*DATA FOR THIS EXERCISE*:
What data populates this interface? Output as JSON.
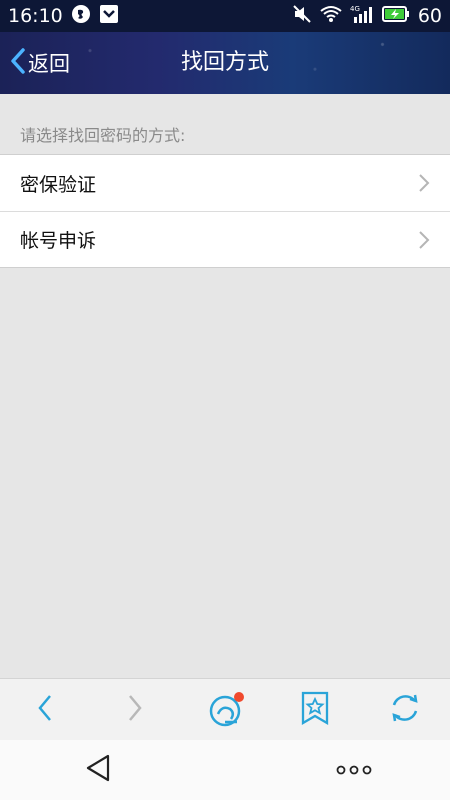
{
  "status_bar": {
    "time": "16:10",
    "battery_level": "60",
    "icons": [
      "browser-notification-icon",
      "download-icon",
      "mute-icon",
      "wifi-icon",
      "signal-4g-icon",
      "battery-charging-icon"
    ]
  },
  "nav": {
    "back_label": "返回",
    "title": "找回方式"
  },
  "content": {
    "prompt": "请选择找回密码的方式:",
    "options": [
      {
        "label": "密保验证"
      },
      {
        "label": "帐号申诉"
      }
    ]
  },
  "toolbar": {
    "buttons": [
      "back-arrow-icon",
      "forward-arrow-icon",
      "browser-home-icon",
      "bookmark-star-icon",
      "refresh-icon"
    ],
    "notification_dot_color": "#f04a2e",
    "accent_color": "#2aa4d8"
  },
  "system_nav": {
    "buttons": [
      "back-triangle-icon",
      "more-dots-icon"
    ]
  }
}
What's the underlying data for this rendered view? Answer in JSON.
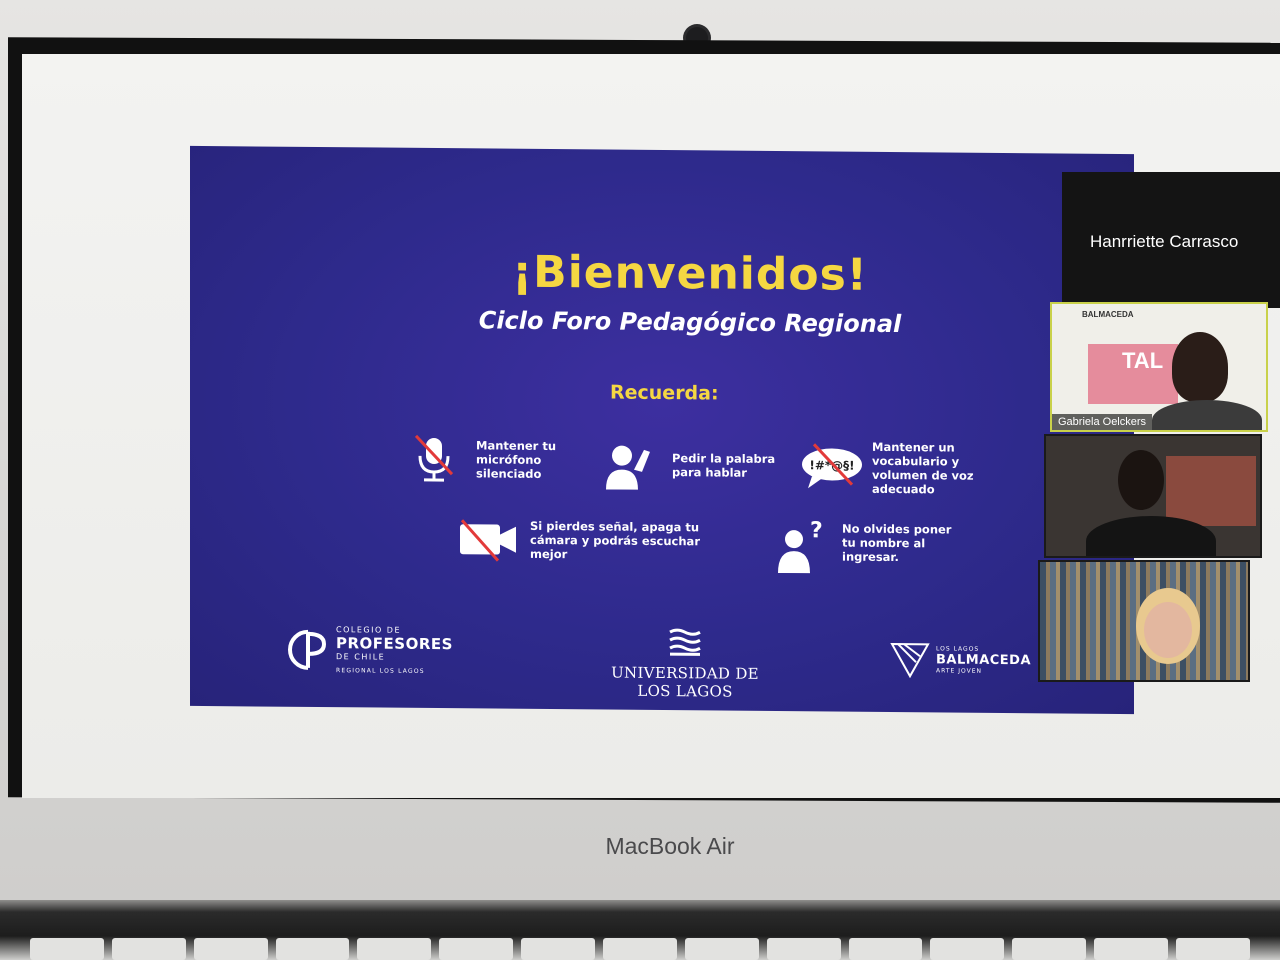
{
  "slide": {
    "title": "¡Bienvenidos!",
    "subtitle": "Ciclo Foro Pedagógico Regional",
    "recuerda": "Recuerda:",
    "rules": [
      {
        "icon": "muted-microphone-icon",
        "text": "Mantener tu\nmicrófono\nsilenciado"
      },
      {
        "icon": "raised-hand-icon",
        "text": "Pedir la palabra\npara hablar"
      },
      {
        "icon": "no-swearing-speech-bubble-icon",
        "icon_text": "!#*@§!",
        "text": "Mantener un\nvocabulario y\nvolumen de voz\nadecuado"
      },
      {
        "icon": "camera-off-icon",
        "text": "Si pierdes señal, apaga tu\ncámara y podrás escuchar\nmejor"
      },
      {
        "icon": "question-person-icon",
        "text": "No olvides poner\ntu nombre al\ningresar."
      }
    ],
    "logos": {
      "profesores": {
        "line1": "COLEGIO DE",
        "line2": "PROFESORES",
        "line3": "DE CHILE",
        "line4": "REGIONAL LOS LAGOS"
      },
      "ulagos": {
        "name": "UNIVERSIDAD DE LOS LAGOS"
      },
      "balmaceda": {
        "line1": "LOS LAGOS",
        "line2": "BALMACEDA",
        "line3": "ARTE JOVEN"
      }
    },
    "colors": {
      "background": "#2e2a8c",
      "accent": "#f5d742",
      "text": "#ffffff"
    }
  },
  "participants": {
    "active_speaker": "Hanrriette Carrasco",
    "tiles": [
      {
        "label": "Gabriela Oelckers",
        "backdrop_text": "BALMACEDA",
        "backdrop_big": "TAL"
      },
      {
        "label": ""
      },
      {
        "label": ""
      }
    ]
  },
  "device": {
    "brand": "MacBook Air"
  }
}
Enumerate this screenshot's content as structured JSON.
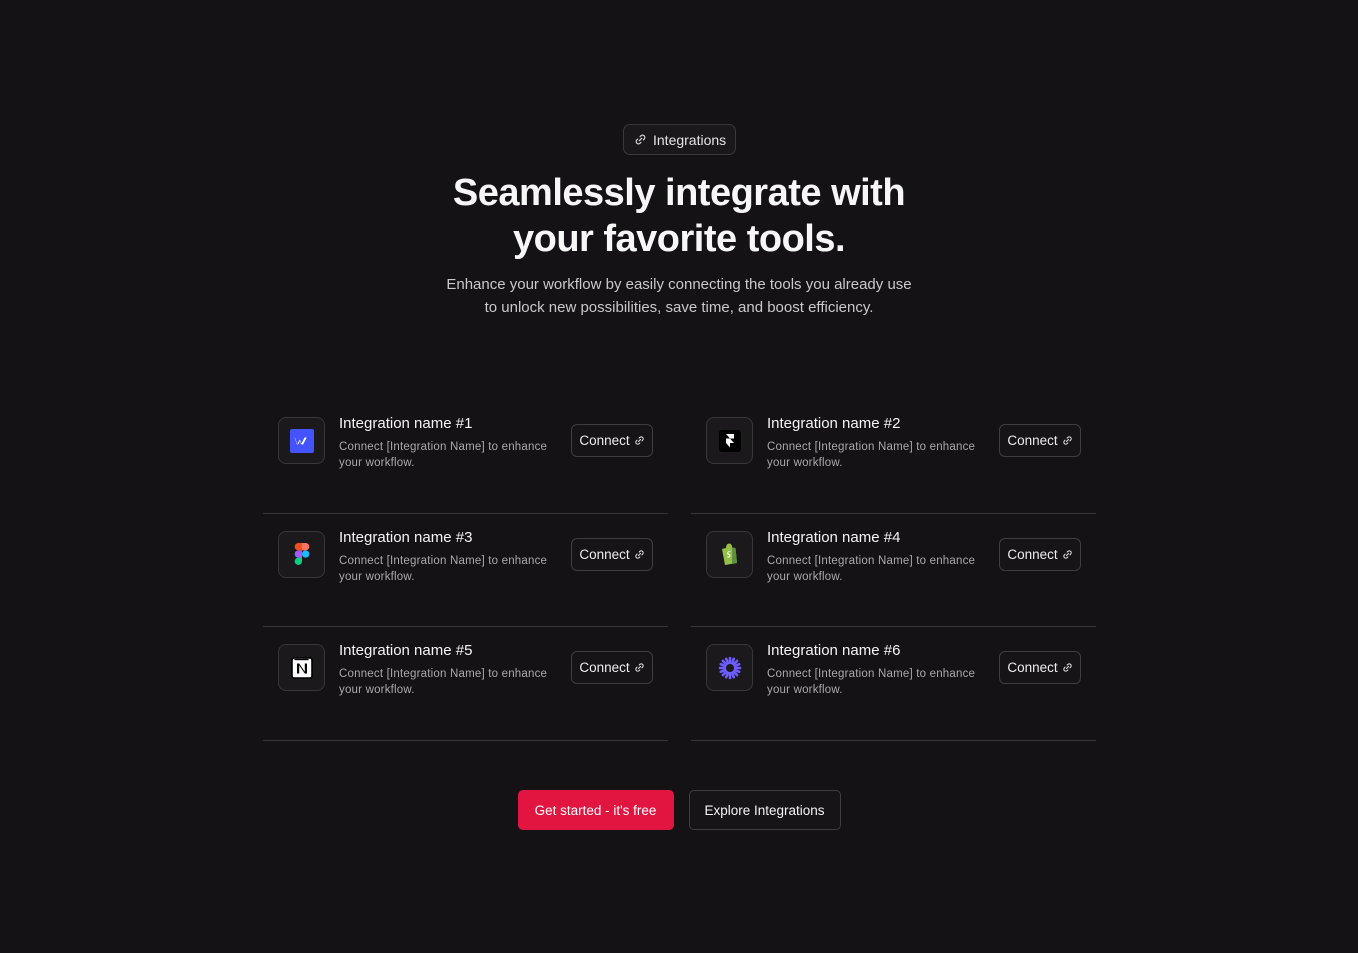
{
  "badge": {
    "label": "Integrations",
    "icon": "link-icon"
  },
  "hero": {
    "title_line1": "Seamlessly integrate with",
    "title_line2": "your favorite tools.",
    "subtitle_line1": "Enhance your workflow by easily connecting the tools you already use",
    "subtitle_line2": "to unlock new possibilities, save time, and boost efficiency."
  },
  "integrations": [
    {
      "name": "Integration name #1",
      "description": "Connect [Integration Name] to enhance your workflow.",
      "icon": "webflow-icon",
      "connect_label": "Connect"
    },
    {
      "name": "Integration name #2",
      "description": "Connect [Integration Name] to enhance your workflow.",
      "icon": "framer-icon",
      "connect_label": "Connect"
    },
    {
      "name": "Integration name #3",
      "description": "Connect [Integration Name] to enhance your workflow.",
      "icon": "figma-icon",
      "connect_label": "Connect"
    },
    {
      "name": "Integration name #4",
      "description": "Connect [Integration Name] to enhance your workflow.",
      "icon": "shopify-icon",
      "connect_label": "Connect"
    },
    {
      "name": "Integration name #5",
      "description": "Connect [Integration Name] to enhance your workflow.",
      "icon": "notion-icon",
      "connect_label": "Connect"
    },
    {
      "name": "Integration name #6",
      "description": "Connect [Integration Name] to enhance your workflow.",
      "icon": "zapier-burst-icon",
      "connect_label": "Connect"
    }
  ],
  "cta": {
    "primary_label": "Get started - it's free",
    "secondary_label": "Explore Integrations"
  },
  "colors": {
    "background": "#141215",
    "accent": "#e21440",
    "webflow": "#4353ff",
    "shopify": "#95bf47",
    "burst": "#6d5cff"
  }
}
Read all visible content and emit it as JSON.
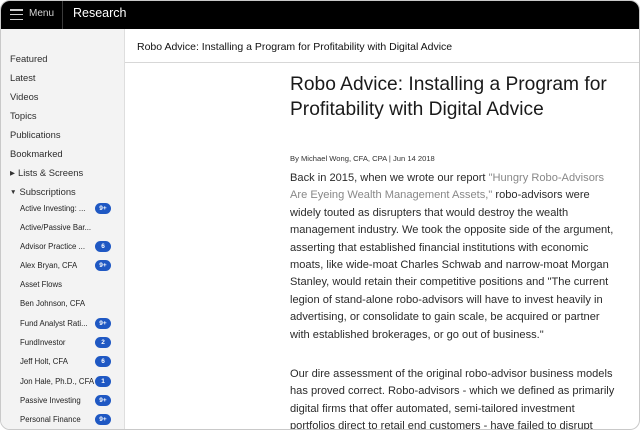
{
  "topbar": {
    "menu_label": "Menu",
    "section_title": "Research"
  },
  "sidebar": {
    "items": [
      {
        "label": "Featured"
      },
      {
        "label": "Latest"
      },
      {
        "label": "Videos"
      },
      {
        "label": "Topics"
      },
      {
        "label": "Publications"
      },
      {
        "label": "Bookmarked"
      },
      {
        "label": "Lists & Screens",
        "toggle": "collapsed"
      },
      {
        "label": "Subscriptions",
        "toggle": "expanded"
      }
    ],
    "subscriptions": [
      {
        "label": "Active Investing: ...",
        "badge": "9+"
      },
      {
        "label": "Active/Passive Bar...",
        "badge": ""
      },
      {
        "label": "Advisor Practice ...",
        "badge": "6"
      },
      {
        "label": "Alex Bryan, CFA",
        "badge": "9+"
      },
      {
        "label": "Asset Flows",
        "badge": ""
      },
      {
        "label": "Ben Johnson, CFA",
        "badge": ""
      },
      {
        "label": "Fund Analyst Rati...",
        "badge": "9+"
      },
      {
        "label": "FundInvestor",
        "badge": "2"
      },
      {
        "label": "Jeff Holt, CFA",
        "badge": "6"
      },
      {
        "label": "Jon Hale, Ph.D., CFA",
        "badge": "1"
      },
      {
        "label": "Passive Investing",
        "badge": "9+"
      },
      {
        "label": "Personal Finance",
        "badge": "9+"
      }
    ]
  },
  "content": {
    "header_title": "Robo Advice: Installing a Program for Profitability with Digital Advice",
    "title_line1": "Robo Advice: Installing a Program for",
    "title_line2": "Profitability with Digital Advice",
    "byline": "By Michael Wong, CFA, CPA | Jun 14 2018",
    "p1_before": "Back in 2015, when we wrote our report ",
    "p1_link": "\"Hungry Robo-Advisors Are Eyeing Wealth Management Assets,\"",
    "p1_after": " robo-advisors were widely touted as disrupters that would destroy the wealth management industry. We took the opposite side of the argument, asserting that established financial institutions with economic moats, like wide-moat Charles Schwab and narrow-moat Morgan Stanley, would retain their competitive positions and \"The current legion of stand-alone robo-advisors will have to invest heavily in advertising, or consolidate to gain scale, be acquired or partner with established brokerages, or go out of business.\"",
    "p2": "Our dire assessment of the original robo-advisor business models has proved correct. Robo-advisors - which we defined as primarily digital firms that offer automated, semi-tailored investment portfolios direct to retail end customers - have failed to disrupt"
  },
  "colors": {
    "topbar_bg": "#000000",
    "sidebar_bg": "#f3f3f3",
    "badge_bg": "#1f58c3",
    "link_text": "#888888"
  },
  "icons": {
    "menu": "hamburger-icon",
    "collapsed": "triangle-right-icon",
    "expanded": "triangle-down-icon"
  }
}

*WHAT THE EXERCISE ASKS*:
Print the complete listing exactly, apart from any pictures.

*SOLUTION*:
What data populates this interface? Output as JSON.
{
  "status_bar": {
    "time": "16:10",
    "battery_level": "60",
    "icons": [
      "browser-notification-icon",
      "download-icon",
      "mute-icon",
      "wifi-icon",
      "signal-4g-icon",
      "battery-charging-icon"
    ]
  },
  "nav": {
    "back_label": "返回",
    "title": "找回方式"
  },
  "content": {
    "prompt": "请选择找回密码的方式:",
    "options": [
      {
        "label": "密保验证"
      },
      {
        "label": "帐号申诉"
      }
    ]
  },
  "toolbar": {
    "buttons": [
      "back-arrow-icon",
      "forward-arrow-icon",
      "browser-home-icon",
      "bookmark-star-icon",
      "refresh-icon"
    ],
    "notification_dot_color": "#f04a2e",
    "accent_color": "#2aa4d8"
  },
  "system_nav": {
    "buttons": [
      "back-triangle-icon",
      "more-dots-icon"
    ]
  }
}
What's the underlying data for this rendered view? Answer in JSON.
{
  "slide": {
    "title": "¡Bienvenidos!",
    "subtitle": "Ciclo Foro Pedagógico Regional",
    "recuerda": "Recuerda:",
    "rules": [
      {
        "icon": "muted-microphone-icon",
        "text": "Mantener tu\nmicrófono\nsilenciado"
      },
      {
        "icon": "raised-hand-icon",
        "text": "Pedir la palabra\npara hablar"
      },
      {
        "icon": "no-swearing-speech-bubble-icon",
        "icon_text": "!#*@§!",
        "text": "Mantener un\nvocabulario y\nvolumen de voz\nadecuado"
      },
      {
        "icon": "camera-off-icon",
        "text": "Si pierdes señal, apaga tu\ncámara y podrás escuchar\nmejor"
      },
      {
        "icon": "question-person-icon",
        "text": "No olvides poner\ntu nombre al\ningresar."
      }
    ],
    "logos": {
      "profesores": {
        "line1": "COLEGIO DE",
        "line2": "PROFESORES",
        "line3": "DE CHILE",
        "line4": "REGIONAL LOS LAGOS"
      },
      "ulagos": {
        "name": "UNIVERSIDAD DE LOS LAGOS"
      },
      "balmaceda": {
        "line1": "LOS LAGOS",
        "line2": "BALMACEDA",
        "line3": "ARTE JOVEN"
      }
    },
    "colors": {
      "background": "#2e2a8c",
      "accent": "#f5d742",
      "text": "#ffffff"
    }
  },
  "participants": {
    "active_speaker": "Hanrriette Carrasco",
    "tiles": [
      {
        "label": "Gabriela Oelckers",
        "backdrop_text": "BALMACEDA",
        "backdrop_big": "TAL"
      },
      {
        "label": ""
      },
      {
        "label": ""
      }
    ]
  },
  "device": {
    "brand": "MacBook Air"
  }
}
Enumerate this screenshot's content as structured JSON.
{
  "badge": {
    "label": "Integrations",
    "icon": "link-icon"
  },
  "hero": {
    "title_line1": "Seamlessly integrate with",
    "title_line2": "your favorite tools.",
    "subtitle_line1": "Enhance your workflow by easily connecting the tools you already use",
    "subtitle_line2": "to unlock new possibilities, save time, and boost efficiency."
  },
  "integrations": [
    {
      "name": "Integration name #1",
      "description": "Connect [Integration Name] to enhance your workflow.",
      "icon": "webflow-icon",
      "connect_label": "Connect"
    },
    {
      "name": "Integration name #2",
      "description": "Connect [Integration Name] to enhance your workflow.",
      "icon": "framer-icon",
      "connect_label": "Connect"
    },
    {
      "name": "Integration name #3",
      "description": "Connect [Integration Name] to enhance your workflow.",
      "icon": "figma-icon",
      "connect_label": "Connect"
    },
    {
      "name": "Integration name #4",
      "description": "Connect [Integration Name] to enhance your workflow.",
      "icon": "shopify-icon",
      "connect_label": "Connect"
    },
    {
      "name": "Integration name #5",
      "description": "Connect [Integration Name] to enhance your workflow.",
      "icon": "notion-icon",
      "connect_label": "Connect"
    },
    {
      "name": "Integration name #6",
      "description": "Connect [Integration Name] to enhance your workflow.",
      "icon": "zapier-burst-icon",
      "connect_label": "Connect"
    }
  ],
  "cta": {
    "primary_label": "Get started - it's free",
    "secondary_label": "Explore Integrations"
  },
  "colors": {
    "background": "#141215",
    "accent": "#e21440",
    "webflow": "#4353ff",
    "shopify": "#95bf47",
    "burst": "#6d5cff"
  }
}
Read all visible content and emit it as JSON.
{
  "topbar": {
    "menu_label": "Menu",
    "section_title": "Research"
  },
  "sidebar": {
    "items": [
      {
        "label": "Featured"
      },
      {
        "label": "Latest"
      },
      {
        "label": "Videos"
      },
      {
        "label": "Topics"
      },
      {
        "label": "Publications"
      },
      {
        "label": "Bookmarked"
      },
      {
        "label": "Lists & Screens",
        "toggle": "collapsed"
      },
      {
        "label": "Subscriptions",
        "toggle": "expanded"
      }
    ],
    "subscriptions": [
      {
        "label": "Active Investing: ...",
        "badge": "9+"
      },
      {
        "label": "Active/Passive Bar...",
        "badge": ""
      },
      {
        "label": "Advisor Practice ...",
        "badge": "6"
      },
      {
        "label": "Alex Bryan, CFA",
        "badge": "9+"
      },
      {
        "label": "Asset Flows",
        "badge": ""
      },
      {
        "label": "Ben Johnson, CFA",
        "badge": ""
      },
      {
        "label": "Fund Analyst Rati...",
        "badge": "9+"
      },
      {
        "label": "FundInvestor",
        "badge": "2"
      },
      {
        "label": "Jeff Holt, CFA",
        "badge": "6"
      },
      {
        "label": "Jon Hale, Ph.D., CFA",
        "badge": "1"
      },
      {
        "label": "Passive Investing",
        "badge": "9+"
      },
      {
        "label": "Personal Finance",
        "badge": "9+"
      }
    ]
  },
  "content": {
    "header_title": "Robo Advice: Installing a Program for Profitability with Digital Advice",
    "title_line1": "Robo Advice: Installing a Program for",
    "title_line2": "Profitability with Digital Advice",
    "byline": "By Michael Wong, CFA, CPA | Jun 14 2018",
    "p1_before": "Back in 2015, when we wrote our report ",
    "p1_link": "\"Hungry Robo-Advisors Are Eyeing Wealth Management Assets,\"",
    "p1_after": " robo-advisors were widely touted as disrupters that would destroy the wealth management industry. We took the opposite side of the argument, asserting that established financial institutions with economic moats, like wide-moat Charles Schwab and narrow-moat Morgan Stanley, would retain their competitive positions and \"The current legion of stand-alone robo-advisors will have to invest heavily in advertising, or consolidate to gain scale, be acquired or partner with established brokerages, or go out of business.\"",
    "p2": "Our dire assessment of the original robo-advisor business models has proved correct. Robo-advisors - which we defined as primarily digital firms that offer automated, semi-tailored investment portfolios direct to retail end customers - have failed to disrupt"
  },
  "colors": {
    "topbar_bg": "#000000",
    "sidebar_bg": "#f3f3f3",
    "badge_bg": "#1f58c3",
    "link_text": "#888888"
  },
  "icons": {
    "menu": "hamburger-icon",
    "collapsed": "triangle-right-icon",
    "expanded": "triangle-down-icon"
  }
}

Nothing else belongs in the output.